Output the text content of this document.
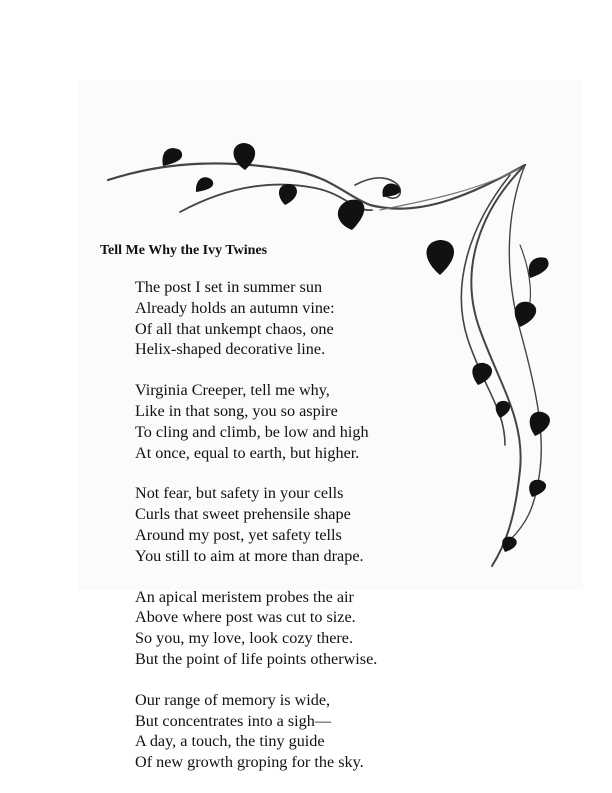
Tell Me Why the Ivy Twines
The post I set in summer sun
Already holds an autumn vine:
Of all that unkempt chaos, one
Helix-shaped decorative line.
Virginia Creeper, tell me why,
Like in that song, you so aspire
To cling and climb, be low and high
At once, equal to earth, but higher.
Not fear, but safety in your cells
Curls that sweet prehensile shape
Around my post, yet safety tells
You still to aim at more than drape.
An apical meristem probes the air
Above where post was cut to size.
So you, my love, look cozy there.
But the point of life points otherwise.
Our range of memory is wide,
But concentrates into a sigh—
A day, a touch, the tiny guide
Of new growth groping for the sky.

• [Exercise aim]: Reproduce the whole of the data, word for word, and omit its pictures.

• [Answer section]:
Output the text content of this document.
Tell Me Why the Ivy Twines
The post I set in summer sun
Already holds an autumn vine:
Of all that unkempt chaos, one
Helix-shaped decorative line.
Virginia Creeper, tell me why,
Like in that song, you so aspire
To cling and climb, be low and high
At once, equal to earth, but higher.
Not fear, but safety in your cells
Curls that sweet prehensile shape
Around my post, yet safety tells
You still to aim at more than drape.
An apical meristem probes the air
Above where post was cut to size.
So you, my love, look cozy there.
But the point of life points otherwise.
Our range of memory is wide,
But concentrates into a sigh—
A day, a touch, the tiny guide
Of new growth groping for the sky.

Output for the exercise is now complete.